## DATA LINES
──────

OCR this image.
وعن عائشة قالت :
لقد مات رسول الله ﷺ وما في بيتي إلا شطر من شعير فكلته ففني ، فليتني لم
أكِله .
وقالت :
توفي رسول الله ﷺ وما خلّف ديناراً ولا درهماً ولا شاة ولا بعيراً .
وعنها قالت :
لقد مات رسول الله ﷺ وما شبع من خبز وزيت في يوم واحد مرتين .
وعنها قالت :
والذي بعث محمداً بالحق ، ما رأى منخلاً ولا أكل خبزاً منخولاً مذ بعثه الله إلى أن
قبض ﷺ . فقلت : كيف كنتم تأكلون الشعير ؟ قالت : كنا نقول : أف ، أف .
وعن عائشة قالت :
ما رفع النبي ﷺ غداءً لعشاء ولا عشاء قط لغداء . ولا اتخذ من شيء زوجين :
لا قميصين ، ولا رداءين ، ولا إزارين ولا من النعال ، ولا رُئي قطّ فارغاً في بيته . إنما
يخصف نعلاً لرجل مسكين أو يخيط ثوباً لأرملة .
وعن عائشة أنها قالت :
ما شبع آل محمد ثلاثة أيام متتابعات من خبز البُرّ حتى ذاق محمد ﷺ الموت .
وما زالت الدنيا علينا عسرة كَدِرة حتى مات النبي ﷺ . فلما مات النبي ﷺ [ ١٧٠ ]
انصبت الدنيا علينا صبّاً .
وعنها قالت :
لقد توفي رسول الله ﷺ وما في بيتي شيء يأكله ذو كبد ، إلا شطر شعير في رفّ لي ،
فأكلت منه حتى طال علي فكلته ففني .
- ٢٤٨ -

──────

## REQUIREMENTS
Copy out the whole listing exactly; please set it all down.

## EXERCISE ANSWER
OCR this image.
وعن عائشة قالت :
لقد مات رسول الله ﷺ وما في بيتي إلا شطر من شعير فكلته ففني ، فليتني لم
أكِله .
وقالت :
توفي رسول الله ﷺ وما خلّف ديناراً ولا درهماً ولا شاة ولا بعيراً .
وعنها قالت :
لقد مات رسول الله ﷺ وما شبع من خبز وزيت في يوم واحد مرتين .
وعنها قالت :
والذي بعث محمداً بالحق ، ما رأى منخلاً ولا أكل خبزاً منخولاً مذ بعثه الله إلى أن
قبض ﷺ . فقلت : كيف كنتم تأكلون الشعير ؟ قالت : كنا نقول : أف ، أف .
وعن عائشة قالت :
ما رفع النبي ﷺ غداءً لعشاء ولا عشاء قط لغداء . ولا اتخذ من شيء زوجين :
لا قميصين ، ولا رداءين ، ولا إزارين ولا من النعال ، ولا رُئي قطّ فارغاً في بيته . إنما
يخصف نعلاً لرجل مسكين أو يخيط ثوباً لأرملة .
وعن عائشة أنها قالت :
ما شبع آل محمد ثلاثة أيام متتابعات من خبز البُرّ حتى ذاق محمد ﷺ الموت .
وما زالت الدنيا علينا عسرة كَدِرة حتى مات النبي ﷺ . فلما مات النبي ﷺ [ ١٧٠ ]
انصبت الدنيا علينا صبّاً .
وعنها قالت :
لقد توفي رسول الله ﷺ وما في بيتي شيء يأكله ذو كبد ، إلا شطر شعير في رفّ لي ،
فأكلت منه حتى طال علي فكلته ففني .
- ٢٤٨ -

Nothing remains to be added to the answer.